- _DO THIS_: Please return the full listing below without altering anything.
◆ ◆ ◆ ◆ ◆
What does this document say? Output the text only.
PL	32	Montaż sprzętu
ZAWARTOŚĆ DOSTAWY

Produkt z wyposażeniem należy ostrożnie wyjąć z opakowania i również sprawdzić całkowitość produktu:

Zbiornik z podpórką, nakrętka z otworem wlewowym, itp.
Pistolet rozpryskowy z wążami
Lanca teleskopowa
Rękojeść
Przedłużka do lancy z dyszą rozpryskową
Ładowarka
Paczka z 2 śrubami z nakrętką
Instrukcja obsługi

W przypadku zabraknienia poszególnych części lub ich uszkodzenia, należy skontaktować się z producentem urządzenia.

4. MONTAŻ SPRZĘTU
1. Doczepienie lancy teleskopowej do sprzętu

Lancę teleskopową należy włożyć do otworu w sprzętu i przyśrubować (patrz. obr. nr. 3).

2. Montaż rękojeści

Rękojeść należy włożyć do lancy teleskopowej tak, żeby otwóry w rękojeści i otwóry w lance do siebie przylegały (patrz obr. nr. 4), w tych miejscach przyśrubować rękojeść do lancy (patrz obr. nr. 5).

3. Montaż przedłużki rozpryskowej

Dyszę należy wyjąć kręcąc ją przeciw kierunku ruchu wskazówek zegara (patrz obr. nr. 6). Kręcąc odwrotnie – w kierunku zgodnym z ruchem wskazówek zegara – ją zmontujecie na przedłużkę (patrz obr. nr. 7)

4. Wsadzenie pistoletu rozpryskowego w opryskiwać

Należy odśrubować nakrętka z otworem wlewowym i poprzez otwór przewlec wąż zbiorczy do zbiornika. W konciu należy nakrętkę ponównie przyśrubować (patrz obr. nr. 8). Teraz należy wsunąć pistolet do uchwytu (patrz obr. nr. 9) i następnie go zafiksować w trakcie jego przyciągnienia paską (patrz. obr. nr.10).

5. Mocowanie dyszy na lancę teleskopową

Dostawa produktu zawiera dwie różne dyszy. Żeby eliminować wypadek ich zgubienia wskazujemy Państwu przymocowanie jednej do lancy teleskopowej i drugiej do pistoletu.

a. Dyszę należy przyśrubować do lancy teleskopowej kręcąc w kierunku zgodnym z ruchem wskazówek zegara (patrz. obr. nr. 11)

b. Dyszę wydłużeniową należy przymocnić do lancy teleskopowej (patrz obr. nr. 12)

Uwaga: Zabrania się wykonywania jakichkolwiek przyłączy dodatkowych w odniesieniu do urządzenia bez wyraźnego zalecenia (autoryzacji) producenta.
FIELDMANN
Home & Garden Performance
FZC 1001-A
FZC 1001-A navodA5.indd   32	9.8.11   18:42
◆ ◆ ◆ ◆ ◆
- _REPLY TO THE EXERCISE_:
What does this document say? Output the text only.
PL	32	Montaż sprzętu
ZAWARTOŚĆ DOSTAWY

Produkt z wyposażeniem należy ostrożnie wyjąć z opakowania i również sprawdzić całkowitość produktu:

Zbiornik z podpórką, nakrętka z otworem wlewowym, itp.
Pistolet rozpryskowy z wążami
Lanca teleskopowa
Rękojeść
Przedłużka do lancy z dyszą rozpryskową
Ładowarka
Paczka z 2 śrubami z nakrętką
Instrukcja obsługi

W przypadku zabraknienia poszególnych części lub ich uszkodzenia, należy skontaktować się z producentem urządzenia.

4. MONTAŻ SPRZĘTU
1. Doczepienie lancy teleskopowej do sprzętu

Lancę teleskopową należy włożyć do otworu w sprzętu i przyśrubować (patrz. obr. nr. 3).

2. Montaż rękojeści

Rękojeść należy włożyć do lancy teleskopowej tak, żeby otwóry w rękojeści i otwóry w lance do siebie przylegały (patrz obr. nr. 4), w tych miejscach przyśrubować rękojeść do lancy (patrz obr. nr. 5).

3. Montaż przedłużki rozpryskowej

Dyszę należy wyjąć kręcąc ją przeciw kierunku ruchu wskazówek zegara (patrz obr. nr. 6). Kręcąc odwrotnie – w kierunku zgodnym z ruchem wskazówek zegara – ją zmontujecie na przedłużkę (patrz obr. nr. 7)

4. Wsadzenie pistoletu rozpryskowego w opryskiwać

Należy odśrubować nakrętka z otworem wlewowym i poprzez otwór przewlec wąż zbiorczy do zbiornika. W konciu należy nakrętkę ponównie przyśrubować (patrz obr. nr. 8). Teraz należy wsunąć pistolet do uchwytu (patrz obr. nr. 9) i następnie go zafiksować w trakcie jego przyciągnienia paską (patrz. obr. nr.10).

5. Mocowanie dyszy na lancę teleskopową

Dostawa produktu zawiera dwie różne dyszy. Żeby eliminować wypadek ich zgubienia wskazujemy Państwu przymocowanie jednej do lancy teleskopowej i drugiej do pistoletu.

a. Dyszę należy przyśrubować do lancy teleskopowej kręcąc w kierunku zgodnym z ruchem wskazówek zegara (patrz. obr. nr. 11)

b. Dyszę wydłużeniową należy przymocnić do lancy teleskopowej (patrz obr. nr. 12)

Uwaga: Zabrania się wykonywania jakichkolwiek przyłączy dodatkowych w odniesieniu do urządzenia bez wyraźnego zalecenia (autoryzacji) producenta.
FIELDMANN
Home & Garden Performance
FZC 1001-A
FZC 1001-A navodA5.indd   32	9.8.11   18:42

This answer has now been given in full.